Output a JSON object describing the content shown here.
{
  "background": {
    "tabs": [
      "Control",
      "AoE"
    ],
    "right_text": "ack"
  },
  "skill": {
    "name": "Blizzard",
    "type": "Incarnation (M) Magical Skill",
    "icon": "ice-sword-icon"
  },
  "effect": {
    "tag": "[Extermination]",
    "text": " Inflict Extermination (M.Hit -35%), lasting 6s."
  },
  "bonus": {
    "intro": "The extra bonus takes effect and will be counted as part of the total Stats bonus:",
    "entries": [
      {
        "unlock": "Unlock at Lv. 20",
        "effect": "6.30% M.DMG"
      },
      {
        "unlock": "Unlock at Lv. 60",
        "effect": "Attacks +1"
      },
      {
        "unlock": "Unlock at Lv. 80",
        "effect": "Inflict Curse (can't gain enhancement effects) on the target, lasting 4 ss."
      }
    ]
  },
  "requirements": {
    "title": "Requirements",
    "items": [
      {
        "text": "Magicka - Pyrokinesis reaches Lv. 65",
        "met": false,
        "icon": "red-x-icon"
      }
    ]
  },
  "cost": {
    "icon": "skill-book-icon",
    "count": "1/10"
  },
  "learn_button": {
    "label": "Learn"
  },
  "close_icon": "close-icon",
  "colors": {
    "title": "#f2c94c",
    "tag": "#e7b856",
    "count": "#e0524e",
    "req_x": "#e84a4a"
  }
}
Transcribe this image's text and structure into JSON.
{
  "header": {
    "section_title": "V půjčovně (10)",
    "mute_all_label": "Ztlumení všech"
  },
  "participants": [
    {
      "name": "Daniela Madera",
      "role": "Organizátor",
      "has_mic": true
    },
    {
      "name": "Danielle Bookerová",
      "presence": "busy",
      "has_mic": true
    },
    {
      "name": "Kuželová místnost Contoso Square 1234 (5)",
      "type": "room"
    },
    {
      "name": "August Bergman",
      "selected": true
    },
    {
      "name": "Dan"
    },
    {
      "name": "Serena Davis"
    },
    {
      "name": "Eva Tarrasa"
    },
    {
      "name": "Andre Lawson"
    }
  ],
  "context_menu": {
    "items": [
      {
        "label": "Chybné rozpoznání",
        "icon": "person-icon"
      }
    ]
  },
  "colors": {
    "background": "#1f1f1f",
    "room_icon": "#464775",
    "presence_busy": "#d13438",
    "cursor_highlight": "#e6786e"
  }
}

▶ [WHAT YOU WILL DO] Choose all lines containing the string "effect" and copy them out.

▶ [SOLUTION TO THIS PROBLEM]
  "effect": {
    "intro": "The extra bonus takes effect and will be counted as part of the total Stats bonus:",
        "effect": "6.30% M.DMG"
        "effect": "Attacks +1"
        "effect": "Inflict Curse (can't gain enhancement effects) on the target, lasting 4 ss."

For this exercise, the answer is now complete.